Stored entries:
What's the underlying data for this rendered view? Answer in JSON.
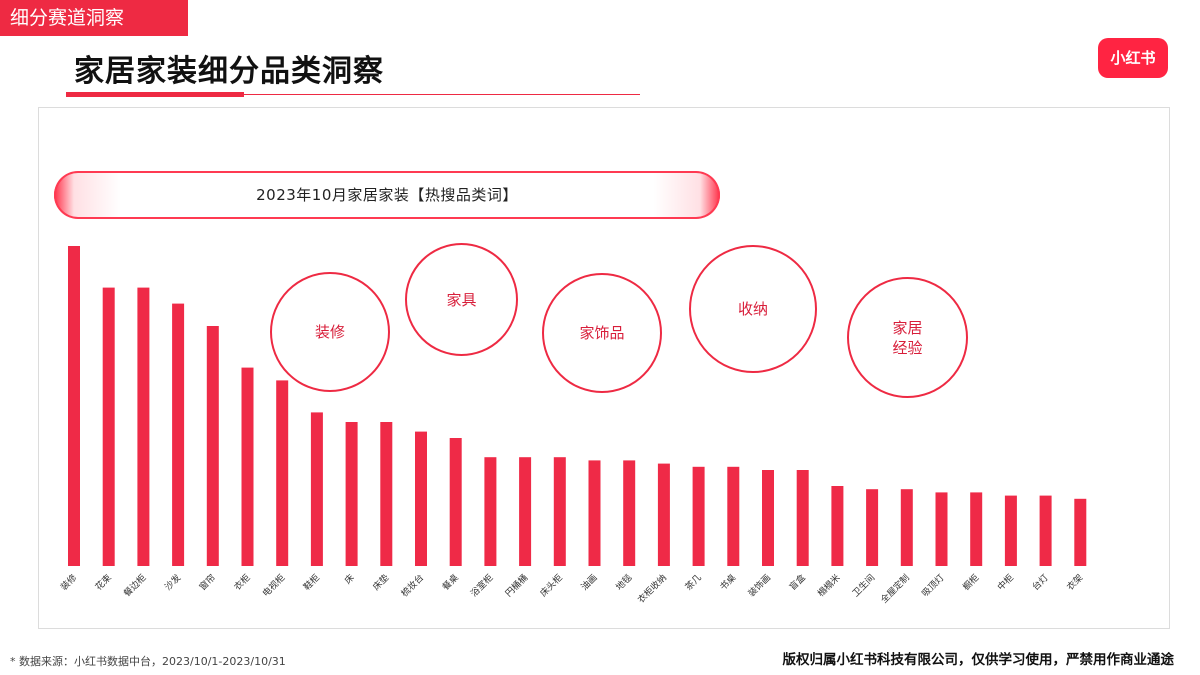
{
  "header": {
    "section_tag": "细分赛道洞察",
    "page_title": "家居家装细分品类洞察",
    "logo_text": "小红书"
  },
  "panel": {
    "subtitle": "2023年10月家居家装【热搜品类词】"
  },
  "circles": [
    {
      "label": "装修"
    },
    {
      "label": "家具"
    },
    {
      "label": "家饰品"
    },
    {
      "label": "收纳"
    },
    {
      "label": "家居\n经验"
    }
  ],
  "chart_data": {
    "type": "bar",
    "title": "2023年10月家居家装【热搜品类词】",
    "categories": [
      "装修",
      "花束",
      "餐边柜",
      "沙发",
      "窗帘",
      "衣柜",
      "电视柜",
      "鞋柜",
      "床",
      "床垫",
      "梳妆台",
      "餐桌",
      "浴室柜",
      "円桶桶",
      "床头柜",
      "油画",
      "地毯",
      "衣柜收纳",
      "茶几",
      "书桌",
      "装饰画",
      "盲盒",
      "榻榻米",
      "卫生间",
      "全屋定制",
      "吸顶灯",
      "橱柜",
      "中柜",
      "台灯",
      "衣架"
    ],
    "values": [
      100,
      87,
      87,
      82,
      75,
      62,
      58,
      48,
      45,
      45,
      42,
      40,
      34,
      34,
      34,
      33,
      33,
      32,
      31,
      31,
      30,
      30,
      25,
      24,
      24,
      23,
      23,
      22,
      22,
      21
    ],
    "ylim": [
      0,
      100
    ],
    "bar_color": "#ef2a47",
    "grid": false
  },
  "footer": {
    "source": "* 数据来源：小红书数据中台，2023/10/1-2023/10/31",
    "copyright": "版权归属小红书科技有限公司，仅供学习使用，严禁用作商业通途"
  }
}
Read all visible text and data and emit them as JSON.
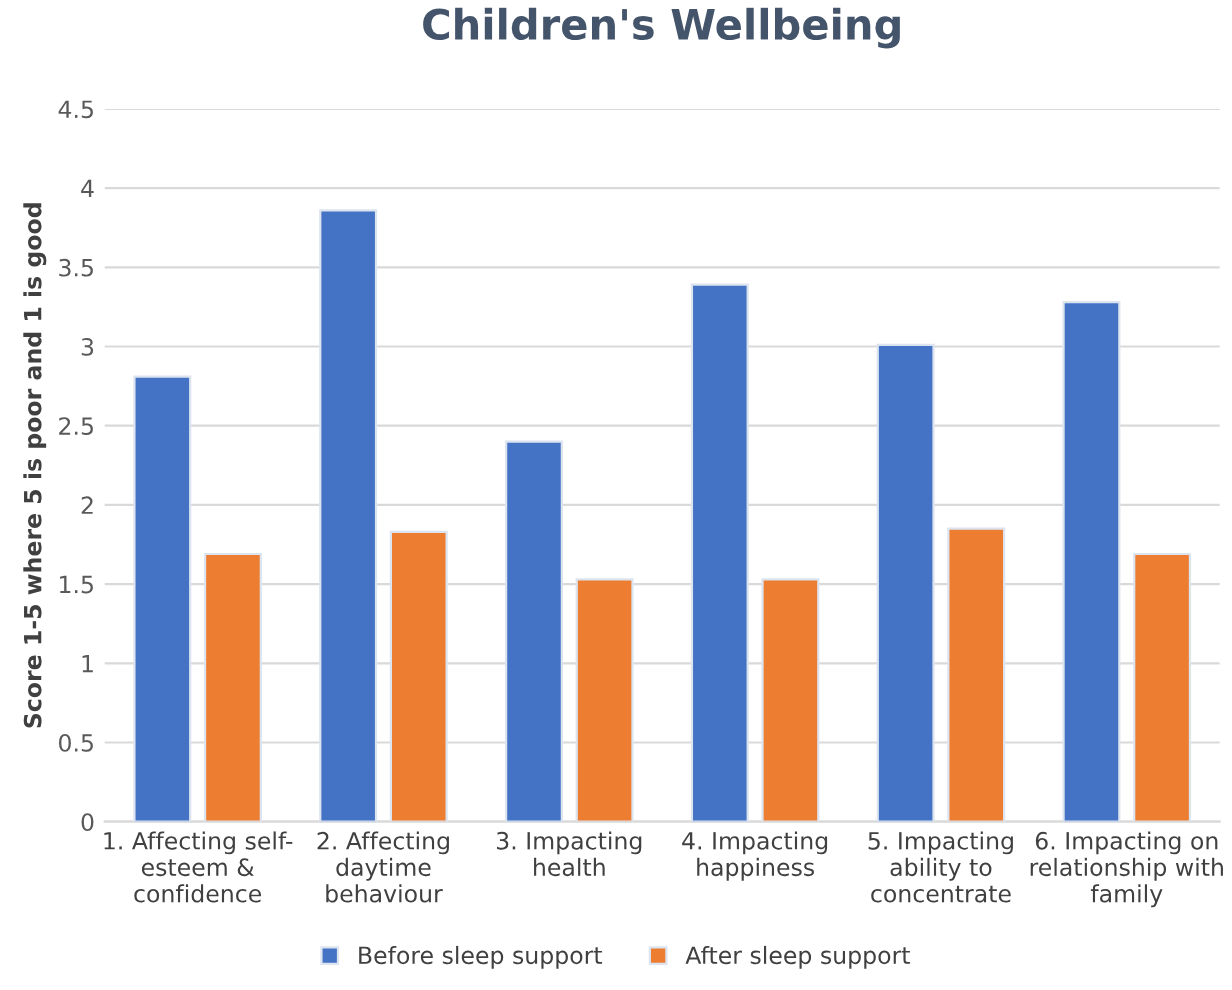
{
  "chart_data": {
    "type": "bar",
    "title": "Children's Wellbeing",
    "ylabel": "Score 1-5 where 5 is poor and 1 is good",
    "categories": [
      "1. Affecting self-\nesteem &\nconfidence",
      "2. Affecting\ndaytime\nbehaviour",
      "3. Impacting\nhealth",
      "4. Impacting\nhappiness",
      "5. Impacting\nability to\nconcentrate",
      "6. Impacting on\nrelationship with\nfamily"
    ],
    "series": [
      {
        "name": "Before sleep support",
        "color": "#4472c4",
        "values": [
          2.81,
          3.86,
          2.4,
          3.39,
          3.01,
          3.28
        ]
      },
      {
        "name": "After sleep support",
        "color": "#ed7d31",
        "values": [
          1.69,
          1.83,
          1.53,
          1.53,
          1.85,
          1.69
        ]
      }
    ],
    "ylim": [
      0,
      4.5
    ],
    "yticks": [
      0,
      0.5,
      1,
      1.5,
      2,
      2.5,
      3,
      3.5,
      4,
      4.5
    ],
    "grid": "y",
    "legend": "bottom"
  }
}
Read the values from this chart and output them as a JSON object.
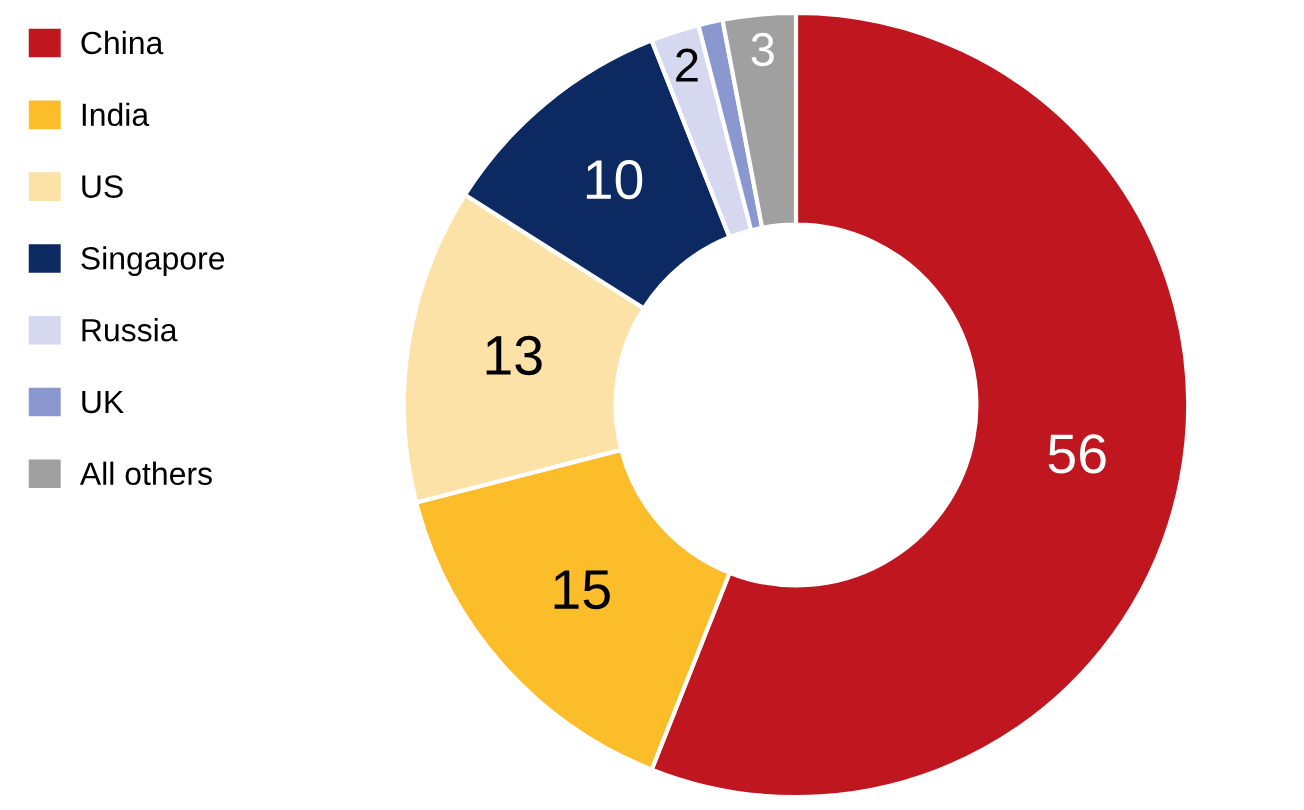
{
  "chart_data": {
    "type": "donut",
    "categories": [
      "China",
      "India",
      "US",
      "Singapore",
      "Russia",
      "UK",
      "All others"
    ],
    "values": [
      56,
      15,
      13,
      10,
      2,
      1,
      3
    ],
    "value_labels": [
      "56",
      "15",
      "13",
      "10",
      "2",
      null,
      "3"
    ],
    "colors": [
      "#c0161f",
      "#fbbd2a",
      "#fde2a7",
      "#0c2a61",
      "#d5d8ee",
      "#8b97cf",
      "#a0a0a0"
    ],
    "legend": "top left"
  }
}
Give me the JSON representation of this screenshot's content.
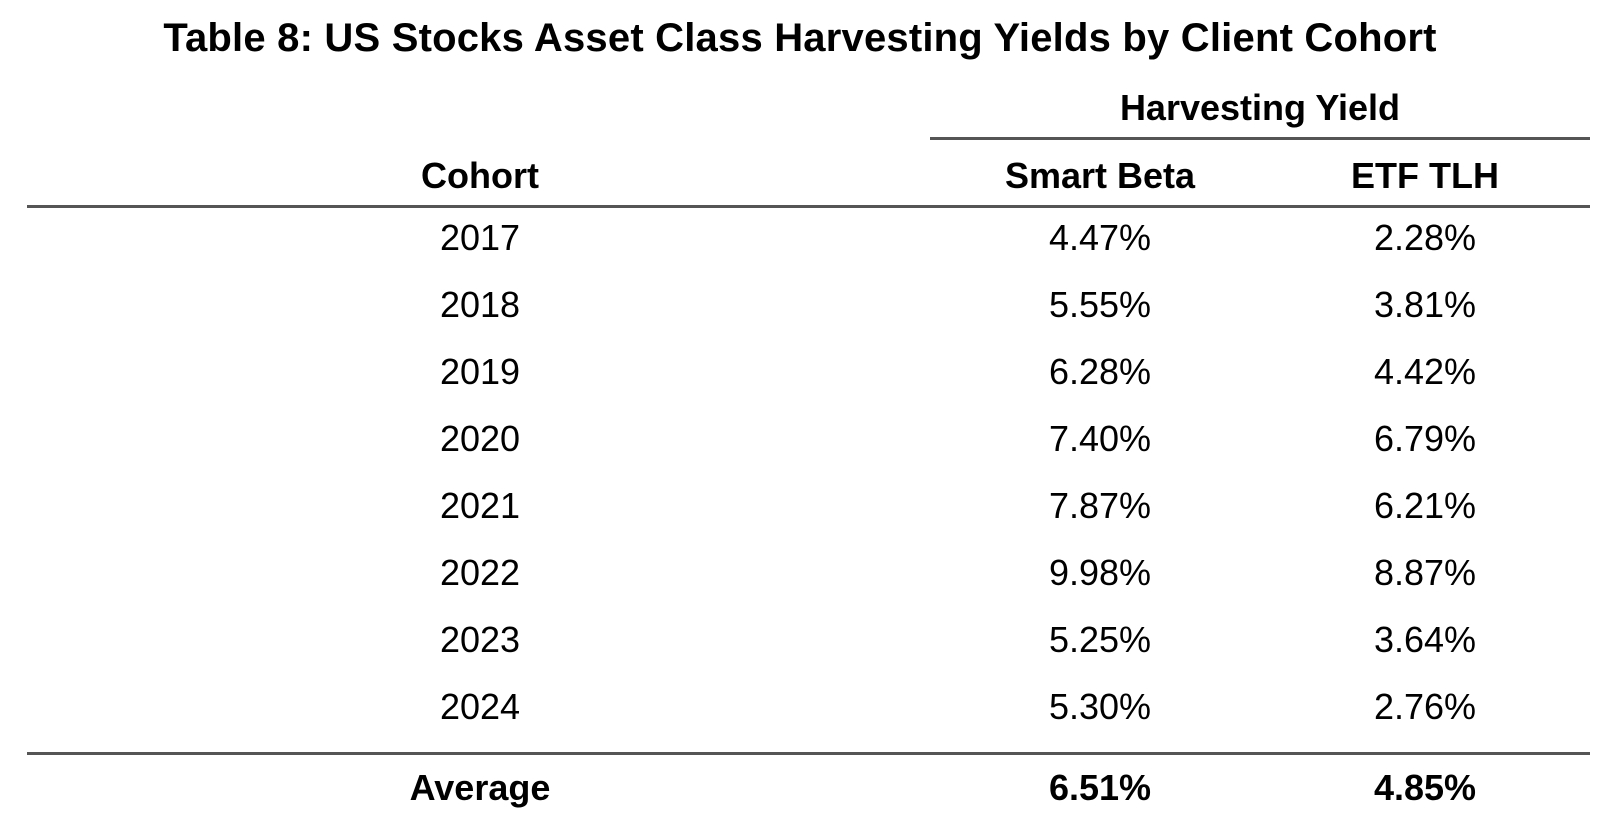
{
  "title": "Table 8: US Stocks Asset Class Harvesting Yields by Client Cohort",
  "group_header": "Harvesting Yield",
  "columns": {
    "cohort": "Cohort",
    "smart_beta": "Smart Beta",
    "etf_tlh": "ETF TLH"
  },
  "rows": [
    {
      "cohort": "2017",
      "smart_beta": "4.47%",
      "etf_tlh": "2.28%"
    },
    {
      "cohort": "2018",
      "smart_beta": "5.55%",
      "etf_tlh": "3.81%"
    },
    {
      "cohort": "2019",
      "smart_beta": "6.28%",
      "etf_tlh": "4.42%"
    },
    {
      "cohort": "2020",
      "smart_beta": "7.40%",
      "etf_tlh": "6.79%"
    },
    {
      "cohort": "2021",
      "smart_beta": "7.87%",
      "etf_tlh": "6.21%"
    },
    {
      "cohort": "2022",
      "smart_beta": "9.98%",
      "etf_tlh": "8.87%"
    },
    {
      "cohort": "2023",
      "smart_beta": "5.25%",
      "etf_tlh": "3.64%"
    },
    {
      "cohort": "2024",
      "smart_beta": "5.30%",
      "etf_tlh": "2.76%"
    }
  ],
  "average": {
    "cohort": "Average",
    "smart_beta": "6.51%",
    "etf_tlh": "4.85%"
  }
}
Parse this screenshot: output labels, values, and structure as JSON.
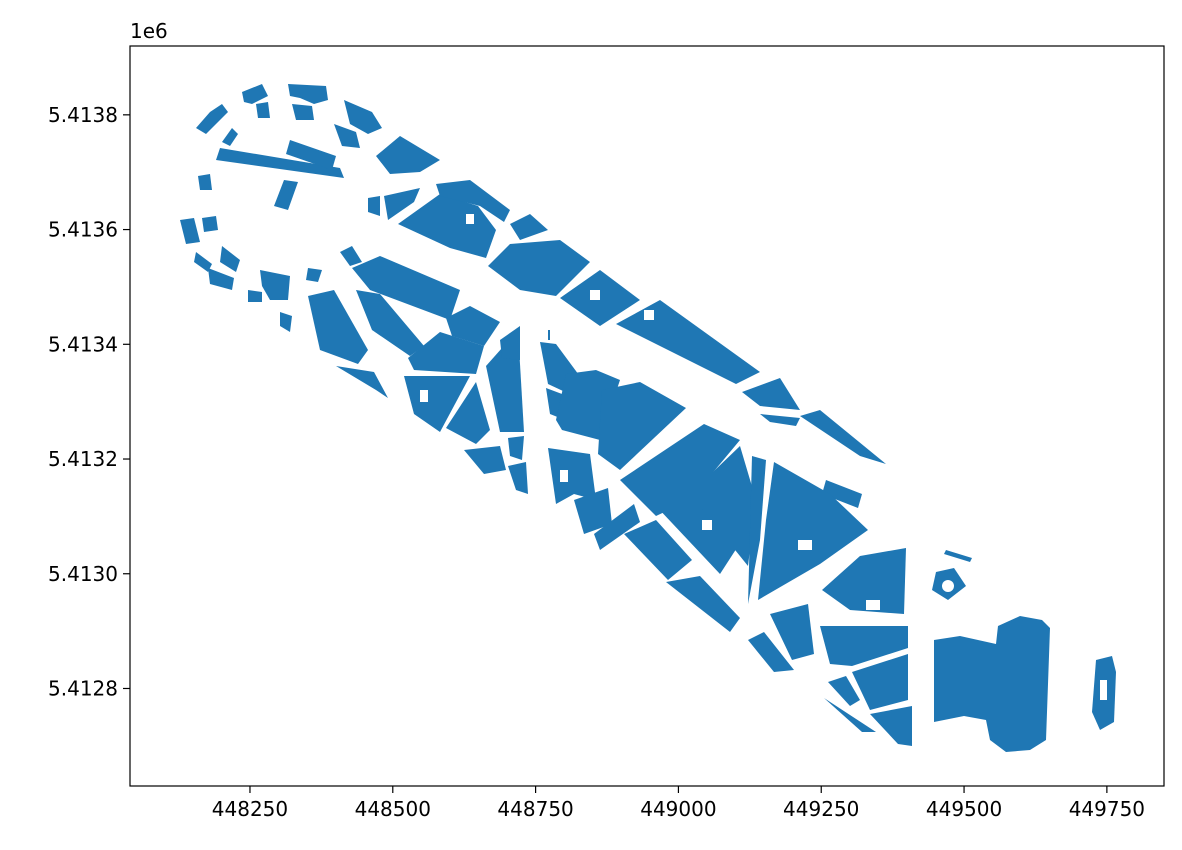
{
  "chart_data": {
    "type": "map",
    "layer": "building footprints",
    "fill_color": "#1f77b4",
    "x_ticks": [
      "448250",
      "448500",
      "448750",
      "449000",
      "449250",
      "449500",
      "449750"
    ],
    "y_ticks": [
      "5.4128",
      "5.4130",
      "5.4132",
      "5.4134",
      "5.4136",
      "5.4138"
    ],
    "y_offset_label": "1e6",
    "xlim": [
      448040,
      449850
    ],
    "ylim": [
      5412630,
      5413920
    ],
    "grid": false,
    "legend": "none"
  }
}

The exercise: Set every line down exactly as written, leaving each picture out.

Output:
What's the underlying data for this rendered view? Answer in JSON.
{
  "header": {
    "section_tag": "细分赛道洞察",
    "page_title": "家居家装细分品类洞察",
    "logo_text": "小红书"
  },
  "panel": {
    "subtitle": "2023年10月家居家装【热搜品类词】"
  },
  "circles": [
    {
      "label": "装修"
    },
    {
      "label": "家具"
    },
    {
      "label": "家饰品"
    },
    {
      "label": "收纳"
    },
    {
      "label": "家居\n经验"
    }
  ],
  "chart_data": {
    "type": "bar",
    "title": "2023年10月家居家装【热搜品类词】",
    "categories": [
      "装修",
      "花束",
      "餐边柜",
      "沙发",
      "窗帘",
      "衣柜",
      "电视柜",
      "鞋柜",
      "床",
      "床垫",
      "梳妆台",
      "餐桌",
      "浴室柜",
      "円桶桶",
      "床头柜",
      "油画",
      "地毯",
      "衣柜收纳",
      "茶几",
      "书桌",
      "装饰画",
      "盲盒",
      "榻榻米",
      "卫生间",
      "全屋定制",
      "吸顶灯",
      "橱柜",
      "中柜",
      "台灯",
      "衣架"
    ],
    "values": [
      100,
      87,
      87,
      82,
      75,
      62,
      58,
      48,
      45,
      45,
      42,
      40,
      34,
      34,
      34,
      33,
      33,
      32,
      31,
      31,
      30,
      30,
      25,
      24,
      24,
      23,
      23,
      22,
      22,
      21
    ],
    "ylim": [
      0,
      100
    ],
    "bar_color": "#ef2a47",
    "grid": false
  },
  "footer": {
    "source": "* 数据来源：小红书数据中台，2023/10/1-2023/10/31",
    "copyright": "版权归属小红书科技有限公司，仅供学习使用，严禁用作商业通途"
  }
}
Read all visible text and data and emit them as JSON.
{
  "chart_data": {
    "type": "bar",
    "title": "Children's Wellbeing",
    "ylabel": "Score 1-5 where 5 is poor and 1 is good",
    "categories": [
      "1. Affecting self-\nesteem &\nconfidence",
      "2. Affecting\ndaytime\nbehaviour",
      "3. Impacting\nhealth",
      "4. Impacting\nhappiness",
      "5. Impacting\nability to\nconcentrate",
      "6. Impacting on\nrelationship with\nfamily"
    ],
    "series": [
      {
        "name": "Before sleep support",
        "color": "#4472c4",
        "values": [
          2.81,
          3.86,
          2.4,
          3.39,
          3.01,
          3.28
        ]
      },
      {
        "name": "After sleep support",
        "color": "#ed7d31",
        "values": [
          1.69,
          1.83,
          1.53,
          1.53,
          1.85,
          1.69
        ]
      }
    ],
    "ylim": [
      0,
      4.5
    ],
    "yticks": [
      0,
      0.5,
      1,
      1.5,
      2,
      2.5,
      3,
      3.5,
      4,
      4.5
    ],
    "grid": "y",
    "legend": "bottom"
  }
}
Read the values from this chart and output them as a JSON object.
{
  "chart_data": {
    "type": "donut",
    "categories": [
      "China",
      "India",
      "US",
      "Singapore",
      "Russia",
      "UK",
      "All others"
    ],
    "values": [
      56,
      15,
      13,
      10,
      2,
      1,
      3
    ],
    "value_labels": [
      "56",
      "15",
      "13",
      "10",
      "2",
      null,
      "3"
    ],
    "colors": [
      "#c0161f",
      "#fbbd2a",
      "#fde2a7",
      "#0c2a61",
      "#d5d8ee",
      "#8b97cf",
      "#a0a0a0"
    ],
    "legend": "top left"
  }
}
Give me the JSON representation of this screenshot's content.
{
  "title": "Table 8: US Stocks Asset Class Harvesting Yields by Client Cohort",
  "group_header": "Harvesting Yield",
  "columns": {
    "cohort": "Cohort",
    "smart_beta": "Smart Beta",
    "etf_tlh": "ETF TLH"
  },
  "rows": [
    {
      "cohort": "2017",
      "smart_beta": "4.47%",
      "etf_tlh": "2.28%"
    },
    {
      "cohort": "2018",
      "smart_beta": "5.55%",
      "etf_tlh": "3.81%"
    },
    {
      "cohort": "2019",
      "smart_beta": "6.28%",
      "etf_tlh": "4.42%"
    },
    {
      "cohort": "2020",
      "smart_beta": "7.40%",
      "etf_tlh": "6.79%"
    },
    {
      "cohort": "2021",
      "smart_beta": "7.87%",
      "etf_tlh": "6.21%"
    },
    {
      "cohort": "2022",
      "smart_beta": "9.98%",
      "etf_tlh": "8.87%"
    },
    {
      "cohort": "2023",
      "smart_beta": "5.25%",
      "etf_tlh": "3.64%"
    },
    {
      "cohort": "2024",
      "smart_beta": "5.30%",
      "etf_tlh": "2.76%"
    }
  ],
  "average": {
    "cohort": "Average",
    "smart_beta": "6.51%",
    "etf_tlh": "4.85%"
  }
}
Parse this screenshot: output labels, values, and structure as JSON.
{
  "chart_data": {
    "type": "map",
    "layer": "building footprints",
    "fill_color": "#1f77b4",
    "x_ticks": [
      "448250",
      "448500",
      "448750",
      "449000",
      "449250",
      "449500",
      "449750"
    ],
    "y_ticks": [
      "5.4128",
      "5.4130",
      "5.4132",
      "5.4134",
      "5.4136",
      "5.4138"
    ],
    "y_offset_label": "1e6",
    "xlim": [
      448040,
      449850
    ],
    "ylim": [
      5412630,
      5413920
    ],
    "grid": false,
    "legend": "none"
  }
}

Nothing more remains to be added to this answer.